§ **REQUIREMENT**
Count every line of the listing where the string "image" occurs, and reply with the count alone.

§ **RECORDED DATA**
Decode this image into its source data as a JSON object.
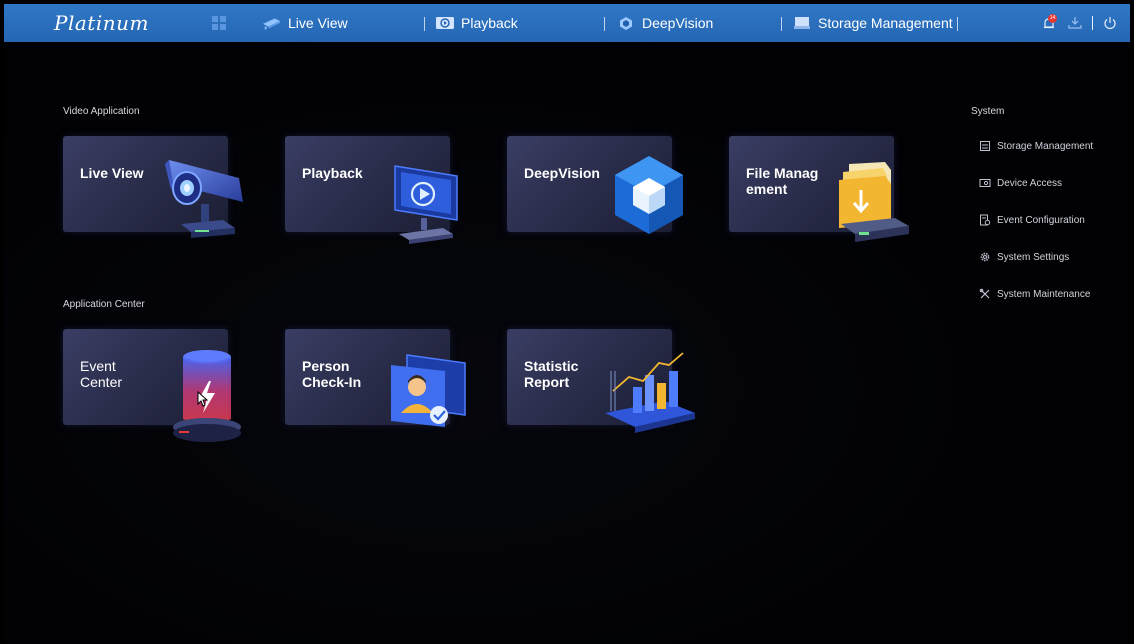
{
  "topbar": {
    "logo": "Platinum",
    "nav": [
      {
        "label": "Live View",
        "icon": "camera-icon"
      },
      {
        "label": "Playback",
        "icon": "playback-icon"
      },
      {
        "label": "DeepVision",
        "icon": "deepvision-icon"
      },
      {
        "label": "Storage Management",
        "icon": "storage-icon"
      }
    ],
    "alarm_badge": "14"
  },
  "sections": {
    "video": "Video Application",
    "app_center": "Application Center",
    "system": "System"
  },
  "video_apps": [
    {
      "label": "Live View"
    },
    {
      "label": "Playback"
    },
    {
      "label": "DeepVision"
    },
    {
      "label": "File Manag\nement"
    }
  ],
  "center_apps": [
    {
      "label": "Event\nCenter"
    },
    {
      "label": "Person\nCheck-In"
    },
    {
      "label": "Statistic\nReport"
    }
  ],
  "system_items": [
    {
      "label": "Storage Management",
      "icon": "storage-management-icon"
    },
    {
      "label": "Device Access",
      "icon": "device-access-icon"
    },
    {
      "label": "Event Configuration",
      "icon": "event-configuration-icon"
    },
    {
      "label": "System Settings",
      "icon": "gear-icon"
    },
    {
      "label": "System Maintenance",
      "icon": "tools-icon"
    }
  ],
  "colors": {
    "topbar": "#2566b3",
    "background": "#000000",
    "card": "#2b2e4c",
    "alarm": "#e53935"
  }
}
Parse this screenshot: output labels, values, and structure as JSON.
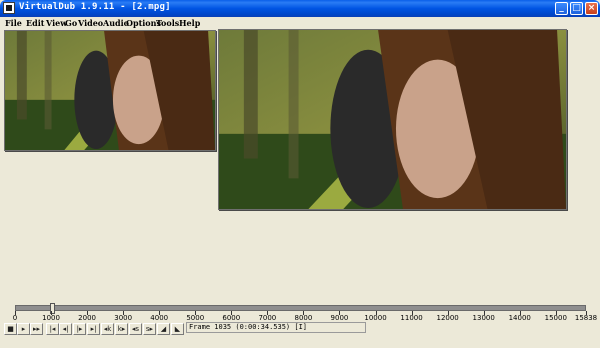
{
  "window": {
    "title": "VirtualDub 1.9.11 - [2.mpg]",
    "controls": {
      "minimize": "_",
      "maximize": "□",
      "close": "×"
    }
  },
  "menu": [
    "File",
    "Edit",
    "View",
    "Go",
    "Video",
    "Audio",
    "Options",
    "Tools",
    "Help"
  ],
  "timeline": {
    "ticks": [
      "0",
      "1000",
      "2000",
      "3000",
      "4000",
      "5000",
      "6000",
      "7000",
      "8000",
      "9000",
      "10000",
      "11000",
      "12000",
      "13000",
      "14000",
      "15000",
      "15838"
    ],
    "position_fraction": 0.065
  },
  "toolbar": {
    "buttons": [
      {
        "name": "stop-icon",
        "glyph": "■"
      },
      {
        "name": "play-input-icon",
        "glyph": "▸"
      },
      {
        "name": "play-output-icon",
        "glyph": "▸▸"
      },
      {
        "name": "go-start-icon",
        "glyph": "|◂"
      },
      {
        "name": "prev-frame-icon",
        "glyph": "◂|"
      },
      {
        "name": "next-frame-icon",
        "glyph": "|▸"
      },
      {
        "name": "go-end-icon",
        "glyph": "▸|"
      },
      {
        "name": "prev-keyframe-icon",
        "glyph": "◂k"
      },
      {
        "name": "next-keyframe-icon",
        "glyph": "k▸"
      },
      {
        "name": "scene-back-icon",
        "glyph": "◂s"
      },
      {
        "name": "scene-forward-icon",
        "glyph": "s▸"
      },
      {
        "name": "mark-in-icon",
        "glyph": "◢"
      },
      {
        "name": "mark-out-icon",
        "glyph": "◣"
      }
    ],
    "frame_status": "Frame 1035 (0:00:34.535) [I]"
  },
  "colors": {
    "titlebar": "#0054e3",
    "chrome": "#ece9d8"
  }
}
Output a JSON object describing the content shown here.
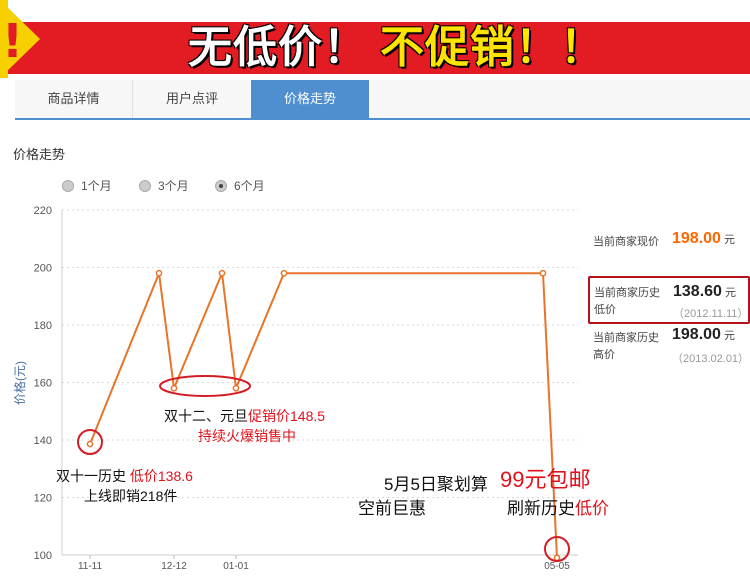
{
  "banner": {
    "bang": "!",
    "text1": "无低价！",
    "text2": "不促销！！"
  },
  "tabs": [
    {
      "label": "商品详情",
      "active": false
    },
    {
      "label": "用户点评",
      "active": false
    },
    {
      "label": "价格走势",
      "active": true
    }
  ],
  "section_title": "价格走势",
  "range_options": [
    {
      "label": "1个月",
      "selected": false
    },
    {
      "label": "3个月",
      "selected": false
    },
    {
      "label": "6个月",
      "selected": true
    }
  ],
  "chart_data": {
    "type": "line",
    "ylabel": "价格(元)",
    "xlabel": "",
    "ylim": [
      100,
      220
    ],
    "yticks": [
      100,
      120,
      140,
      160,
      180,
      200,
      220
    ],
    "x_tick_labels": [
      "11-11",
      "12-12",
      "01-01",
      "05-05"
    ],
    "grid": true,
    "line_color": "#e8742a",
    "series": [
      {
        "points": [
          {
            "x": "11-11",
            "y": 138.6
          },
          {
            "x": "11-24",
            "y": 198
          },
          {
            "x": "12-12",
            "y": 158
          },
          {
            "x": "12-28",
            "y": 198
          },
          {
            "x": "01-01",
            "y": 158
          },
          {
            "x": "01-15",
            "y": 198
          },
          {
            "x": "05-01",
            "y": 198
          },
          {
            "x": "05-05",
            "y": 99
          }
        ]
      }
    ]
  },
  "price_panel": {
    "current": {
      "label": "当前商家现价",
      "value": "198.00",
      "unit": "元"
    },
    "lowest": {
      "label": "当前商家历史低价",
      "value": "138.60",
      "unit": "元",
      "date": "（2012.11.11）"
    },
    "highest": {
      "label": "当前商家历史高价",
      "value": "198.00",
      "unit": "元",
      "date": "（2013.02.01）"
    }
  },
  "annotations": {
    "a1_black": "双十一历史",
    "a1_red": "低价138.6",
    "a2": "上线即销218件",
    "b1_black": "双十二、元旦",
    "b1_red": "促销价148.5",
    "b2": "持续火爆销售中",
    "c1": "5月5日聚划算",
    "c1_red": "99元包邮",
    "c2": "空前巨惠",
    "c3_black": "刷新历史",
    "c3_red": "低价"
  }
}
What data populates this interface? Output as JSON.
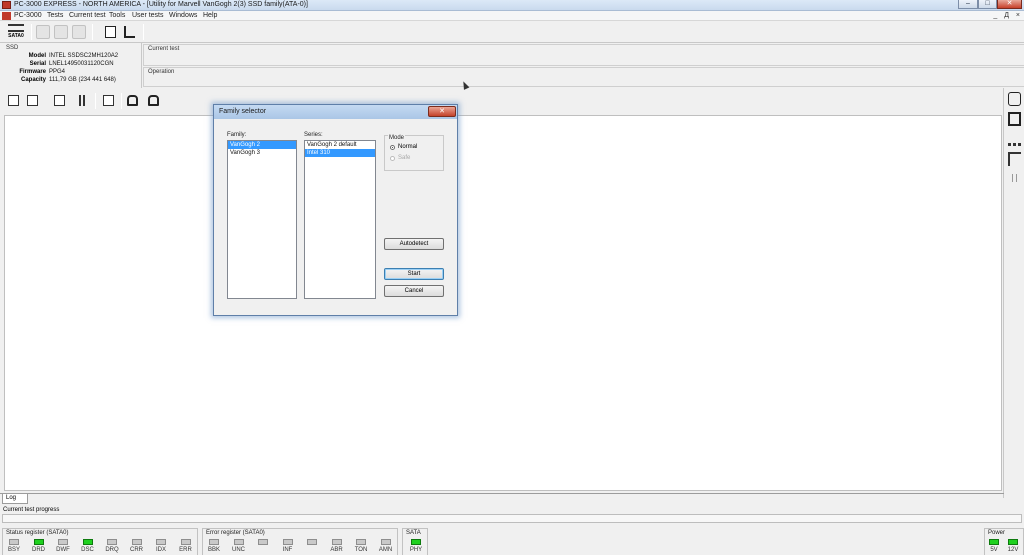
{
  "window": {
    "title": "PC-3000 EXPRESS - NORTH AMERICA - [Utility for Marvell VanGogh 2(3) SSD family(ATA-0)]",
    "min_label": "–",
    "max_label": "□",
    "close_label": "✕"
  },
  "menu": {
    "items": [
      "PC-3000",
      "Tests",
      "Current test",
      "Tools",
      "User tests",
      "Windows",
      "Help"
    ],
    "mdi_controls": [
      "_",
      "Д",
      "×"
    ]
  },
  "toolbar": {
    "sata_label": "SATA0"
  },
  "ssd": {
    "section_title": "SSD",
    "fields": [
      {
        "label": "Model",
        "value": "INTEL SSDSC2MH120A2"
      },
      {
        "label": "Serial",
        "value": "LNEL14950031120CGN"
      },
      {
        "label": "Firmware",
        "value": "PPG4"
      },
      {
        "label": "Capacity",
        "value": "111,79 GB (234 441 648)"
      }
    ]
  },
  "panels": {
    "current_test_title": "Current test",
    "operation_title": "Operation"
  },
  "log": {
    "tab_label": "Log"
  },
  "progress": {
    "label": "Current test progress"
  },
  "status_register": {
    "title": "Status register (SATA0)",
    "leds": [
      {
        "label": "BSY",
        "on": false
      },
      {
        "label": "DRD",
        "on": true
      },
      {
        "label": "DWF",
        "on": false
      },
      {
        "label": "DSC",
        "on": true
      },
      {
        "label": "DRQ",
        "on": false
      },
      {
        "label": "CRR",
        "on": false
      },
      {
        "label": "IDX",
        "on": false
      },
      {
        "label": "ERR",
        "on": false
      }
    ]
  },
  "error_register": {
    "title": "Error register (SATA0)",
    "leds": [
      {
        "label": "BBK",
        "on": false
      },
      {
        "label": "UNC",
        "on": false
      },
      {
        "label": "",
        "on": false
      },
      {
        "label": "INF",
        "on": false
      },
      {
        "label": "",
        "on": false
      },
      {
        "label": "ABR",
        "on": false
      },
      {
        "label": "TON",
        "on": false
      },
      {
        "label": "AMN",
        "on": false
      }
    ]
  },
  "sata": {
    "title": "SATA",
    "leds": [
      {
        "label": "PHY",
        "on": true
      }
    ]
  },
  "power": {
    "title": "Power",
    "leds": [
      {
        "label": "5V",
        "on": true
      },
      {
        "label": "12V",
        "on": true
      }
    ]
  },
  "dialog": {
    "title": "Family selector",
    "close_label": "✕",
    "family_label": "Family:",
    "families": [
      {
        "name": "VanGogh 2",
        "selected": true
      },
      {
        "name": "VanGogh 3",
        "selected": false
      }
    ],
    "series_label": "Series:",
    "series": [
      {
        "name": "VanGogh 2 default",
        "selected": false
      },
      {
        "name": "Intel 310",
        "selected": true
      }
    ],
    "mode_label": "Mode",
    "mode_options": [
      {
        "name": "Normal",
        "checked": true,
        "enabled": true
      },
      {
        "name": "Safe",
        "checked": false,
        "enabled": false
      }
    ],
    "autodetect_label": "Autodetect",
    "start_label": "Start",
    "cancel_label": "Cancel"
  },
  "colors": {
    "led_on": "#1fd11f",
    "led_off": "#c9c9c9",
    "selection": "#3399ff",
    "close_button": "#c7412a"
  }
}
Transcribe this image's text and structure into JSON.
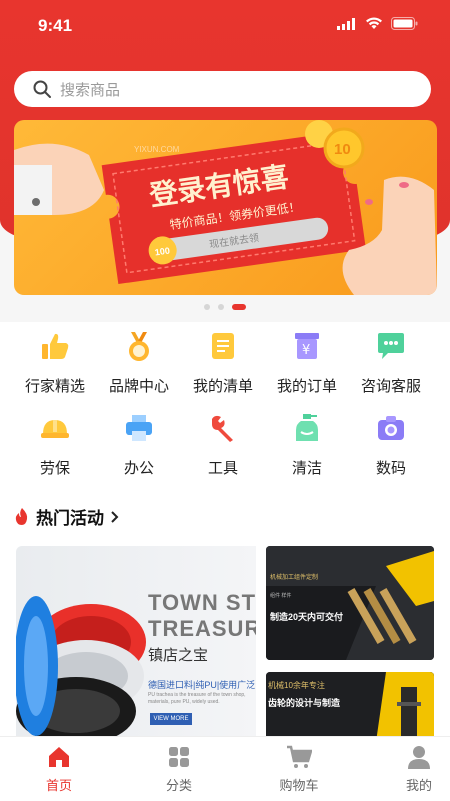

§ **SOLUTION TO THIS EXERCISE**
2